-- START OF Recorded data --
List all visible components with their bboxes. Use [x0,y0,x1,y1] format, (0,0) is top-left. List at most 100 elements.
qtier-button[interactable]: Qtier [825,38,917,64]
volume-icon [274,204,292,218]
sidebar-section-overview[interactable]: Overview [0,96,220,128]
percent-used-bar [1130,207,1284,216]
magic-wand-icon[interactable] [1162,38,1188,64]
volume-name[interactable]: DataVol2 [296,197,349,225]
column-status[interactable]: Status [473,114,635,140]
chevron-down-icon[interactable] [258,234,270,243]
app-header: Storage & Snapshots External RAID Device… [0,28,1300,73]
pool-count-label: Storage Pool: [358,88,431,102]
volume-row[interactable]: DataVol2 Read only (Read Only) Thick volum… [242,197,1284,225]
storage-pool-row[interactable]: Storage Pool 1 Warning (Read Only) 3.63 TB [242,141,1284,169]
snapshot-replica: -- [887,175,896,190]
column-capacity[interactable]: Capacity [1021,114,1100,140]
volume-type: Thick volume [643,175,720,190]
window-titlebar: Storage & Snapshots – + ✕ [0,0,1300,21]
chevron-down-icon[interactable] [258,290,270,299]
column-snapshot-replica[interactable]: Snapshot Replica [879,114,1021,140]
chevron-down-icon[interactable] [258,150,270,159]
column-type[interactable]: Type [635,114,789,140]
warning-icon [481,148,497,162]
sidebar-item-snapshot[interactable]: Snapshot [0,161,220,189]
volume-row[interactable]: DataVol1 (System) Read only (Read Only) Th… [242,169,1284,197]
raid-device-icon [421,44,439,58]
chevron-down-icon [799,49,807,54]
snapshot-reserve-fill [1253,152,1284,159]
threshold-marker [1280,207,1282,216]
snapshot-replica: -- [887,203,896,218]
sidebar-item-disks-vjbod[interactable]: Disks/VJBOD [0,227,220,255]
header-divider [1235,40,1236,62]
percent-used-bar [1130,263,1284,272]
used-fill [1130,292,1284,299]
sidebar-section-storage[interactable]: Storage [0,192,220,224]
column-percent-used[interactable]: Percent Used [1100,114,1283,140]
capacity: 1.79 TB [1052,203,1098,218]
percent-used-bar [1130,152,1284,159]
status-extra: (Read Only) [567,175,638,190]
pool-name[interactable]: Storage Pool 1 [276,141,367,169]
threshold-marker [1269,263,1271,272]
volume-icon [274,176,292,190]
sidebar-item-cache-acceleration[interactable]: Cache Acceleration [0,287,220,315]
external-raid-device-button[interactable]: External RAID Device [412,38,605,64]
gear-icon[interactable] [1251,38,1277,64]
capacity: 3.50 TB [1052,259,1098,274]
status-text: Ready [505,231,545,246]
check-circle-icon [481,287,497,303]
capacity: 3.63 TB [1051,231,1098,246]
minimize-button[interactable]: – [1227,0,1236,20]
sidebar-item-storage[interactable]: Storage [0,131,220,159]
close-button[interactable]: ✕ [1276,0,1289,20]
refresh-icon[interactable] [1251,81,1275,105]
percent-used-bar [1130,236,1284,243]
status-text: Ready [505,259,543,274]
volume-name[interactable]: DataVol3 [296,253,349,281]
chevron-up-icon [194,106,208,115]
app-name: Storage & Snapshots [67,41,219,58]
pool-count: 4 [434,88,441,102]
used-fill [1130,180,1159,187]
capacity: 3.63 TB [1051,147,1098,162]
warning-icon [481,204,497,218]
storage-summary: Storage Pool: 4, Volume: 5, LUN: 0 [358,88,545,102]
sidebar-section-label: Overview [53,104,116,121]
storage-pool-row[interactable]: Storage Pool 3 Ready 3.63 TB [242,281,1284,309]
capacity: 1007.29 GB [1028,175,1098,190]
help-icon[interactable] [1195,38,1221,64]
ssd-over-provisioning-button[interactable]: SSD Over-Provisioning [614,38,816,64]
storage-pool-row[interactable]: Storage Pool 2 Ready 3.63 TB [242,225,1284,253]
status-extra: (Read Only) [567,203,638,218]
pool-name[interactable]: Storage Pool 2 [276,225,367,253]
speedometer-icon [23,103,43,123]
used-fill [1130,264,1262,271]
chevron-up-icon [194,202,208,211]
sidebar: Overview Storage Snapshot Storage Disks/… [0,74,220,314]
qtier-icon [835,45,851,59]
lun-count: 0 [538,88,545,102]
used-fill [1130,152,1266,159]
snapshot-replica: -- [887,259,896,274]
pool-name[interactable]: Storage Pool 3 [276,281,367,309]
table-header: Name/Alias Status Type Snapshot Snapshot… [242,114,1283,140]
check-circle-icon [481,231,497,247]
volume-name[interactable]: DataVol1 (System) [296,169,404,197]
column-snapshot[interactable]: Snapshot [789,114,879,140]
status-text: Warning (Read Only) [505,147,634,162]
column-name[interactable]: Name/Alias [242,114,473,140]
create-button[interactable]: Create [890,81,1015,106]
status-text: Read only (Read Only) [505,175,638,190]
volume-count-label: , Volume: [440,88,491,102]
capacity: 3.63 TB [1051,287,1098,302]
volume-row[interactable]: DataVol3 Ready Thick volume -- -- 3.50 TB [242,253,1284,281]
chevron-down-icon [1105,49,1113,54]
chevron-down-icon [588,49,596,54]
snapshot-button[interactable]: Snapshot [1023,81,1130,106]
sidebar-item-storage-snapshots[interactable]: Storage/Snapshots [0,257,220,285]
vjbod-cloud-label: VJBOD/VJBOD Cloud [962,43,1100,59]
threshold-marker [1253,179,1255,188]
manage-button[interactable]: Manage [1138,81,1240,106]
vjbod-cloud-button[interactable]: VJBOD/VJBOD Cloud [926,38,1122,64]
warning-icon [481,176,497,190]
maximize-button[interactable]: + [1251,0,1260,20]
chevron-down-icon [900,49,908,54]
-- END OF Recorded data --
* Set exercise: Rewrite the lines above, putting "BackupVol2" wherever "DataVol2" appears and changing nothing else.

* Task output:
List all visible components with their bboxes. Use [x0,y0,x1,y1] format, (0,0) is top-left. List at most 100 elements.
qtier-button[interactable]: Qtier [825,38,917,64]
volume-icon [274,204,292,218]
sidebar-section-overview[interactable]: Overview [0,96,220,128]
percent-used-bar [1130,207,1284,216]
magic-wand-icon[interactable] [1162,38,1188,64]
volume-name[interactable]: BackupVol2 [296,197,349,225]
column-status[interactable]: Status [473,114,635,140]
chevron-down-icon[interactable] [258,234,270,243]
app-header: Storage & Snapshots External RAID Device… [0,28,1300,73]
pool-count-label: Storage Pool: [358,88,431,102]
volume-row[interactable]: BackupVol2 Read only (Read Only) Thick volum… [242,197,1284,225]
storage-pool-row[interactable]: Storage Pool 1 Warning (Read Only) 3.63 TB [242,141,1284,169]
snapshot-replica: -- [887,175,896,190]
column-capacity[interactable]: Capacity [1021,114,1100,140]
volume-type: Thick volume [643,175,720,190]
window-titlebar: Storage & Snapshots – + ✕ [0,0,1300,21]
chevron-down-icon[interactable] [258,290,270,299]
column-snapshot-replica[interactable]: Snapshot Replica [879,114,1021,140]
chevron-down-icon[interactable] [258,150,270,159]
column-type[interactable]: Type [635,114,789,140]
warning-icon [481,148,497,162]
sidebar-item-snapshot[interactable]: Snapshot [0,161,220,189]
volume-row[interactable]: DataVol1 (System) Read only (Read Only) Th… [242,169,1284,197]
raid-device-icon [421,44,439,58]
chevron-down-icon [799,49,807,54]
snapshot-reserve-fill [1253,152,1284,159]
threshold-marker [1280,207,1282,216]
snapshot-replica: -- [887,203,896,218]
sidebar-item-disks-vjbod[interactable]: Disks/VJBOD [0,227,220,255]
header-divider [1235,40,1236,62]
percent-used-bar [1130,263,1284,272]
used-fill [1130,292,1284,299]
sidebar-section-storage[interactable]: Storage [0,192,220,224]
column-percent-used[interactable]: Percent Used [1100,114,1283,140]
capacity: 1.79 TB [1052,203,1098,218]
percent-used-bar [1130,152,1284,159]
status-extra: (Read Only) [567,175,638,190]
pool-name[interactable]: Storage Pool 1 [276,141,367,169]
threshold-marker [1269,263,1271,272]
volume-icon [274,176,292,190]
sidebar-item-cache-acceleration[interactable]: Cache Acceleration [0,287,220,315]
external-raid-device-button[interactable]: External RAID Device [412,38,605,64]
gear-icon[interactable] [1251,38,1277,64]
capacity: 3.50 TB [1052,259,1098,274]
status-text: Ready [505,231,545,246]
check-circle-icon [481,287,497,303]
capacity: 3.63 TB [1051,231,1098,246]
minimize-button[interactable]: – [1227,0,1236,20]
sidebar-item-storage[interactable]: Storage [0,131,220,159]
close-button[interactable]: ✕ [1276,0,1289,20]
refresh-icon[interactable] [1251,81,1275,105]
percent-used-bar [1130,236,1284,243]
status-text: Ready [505,259,543,274]
volume-name[interactable]: DataVol3 [296,253,349,281]
chevron-up-icon [194,106,208,115]
app-name: Storage & Snapshots [67,41,219,58]
pool-count: 4 [434,88,441,102]
used-fill [1130,180,1159,187]
capacity: 3.63 TB [1051,147,1098,162]
warning-icon [481,204,497,218]
storage-summary: Storage Pool: 4, Volume: 5, LUN: 0 [358,88,545,102]
sidebar-section-label: Overview [53,104,116,121]
storage-pool-row[interactable]: Storage Pool 3 Ready 3.63 TB [242,281,1284,309]
capacity: 1007.29 GB [1028,175,1098,190]
help-icon[interactable] [1195,38,1221,64]
ssd-over-provisioning-button[interactable]: SSD Over-Provisioning [614,38,816,64]
storage-pool-row[interactable]: Storage Pool 2 Ready 3.63 TB [242,225,1284,253]
status-extra: (Read Only) [567,203,638,218]
pool-name[interactable]: Storage Pool 2 [276,225,367,253]
speedometer-icon [23,103,43,123]
used-fill [1130,264,1262,271]
chevron-up-icon [194,202,208,211]
sidebar: Overview Storage Snapshot Storage Disks/… [0,74,220,314]
qtier-icon [835,45,851,59]
lun-count: 0 [538,88,545,102]
used-fill [1130,152,1266,159]
snapshot-replica: -- [887,259,896,274]
pool-name[interactable]: Storage Pool 3 [276,281,367,309]
table-header: Name/Alias Status Type Snapshot Snapshot… [242,114,1283,140]
check-circle-icon [481,231,497,247]
volume-name[interactable]: DataVol1 (System) [296,169,404,197]
column-snapshot[interactable]: Snapshot [789,114,879,140]
status-text: Warning (Read Only) [505,147,634,162]
column-name[interactable]: Name/Alias [242,114,473,140]
create-button[interactable]: Create [890,81,1015,106]
status-text: Read only (Read Only) [505,175,638,190]
volume-count-label: , Volume: [440,88,491,102]
capacity: 3.63 TB [1051,287,1098,302]
volume-row[interactable]: DataVol3 Ready Thick volume -- -- 3.50 TB [242,253,1284,281]
chevron-down-icon [1105,49,1113,54]
chevron-down-icon [588,49,596,54]
snapshot-button[interactable]: Snapshot [1023,81,1130,106]
sidebar-item-storage-snapshots[interactable]: Storage/Snapshots [0,257,220,285]
vjbod-cloud-label: VJBOD/VJBOD Cloud [962,43,1100,59]
threshold-marker [1253,179,1255,188]
manage-button[interactable]: Manage [1138,81,1240,106]
vjbod-cloud-button[interactable]: VJBOD/VJBOD Cloud [926,38,1122,64]
warning-icon [481,176,497,190]
maximize-button[interactable]: + [1251,0,1260,20]
chevron-down-icon [900,49,908,54]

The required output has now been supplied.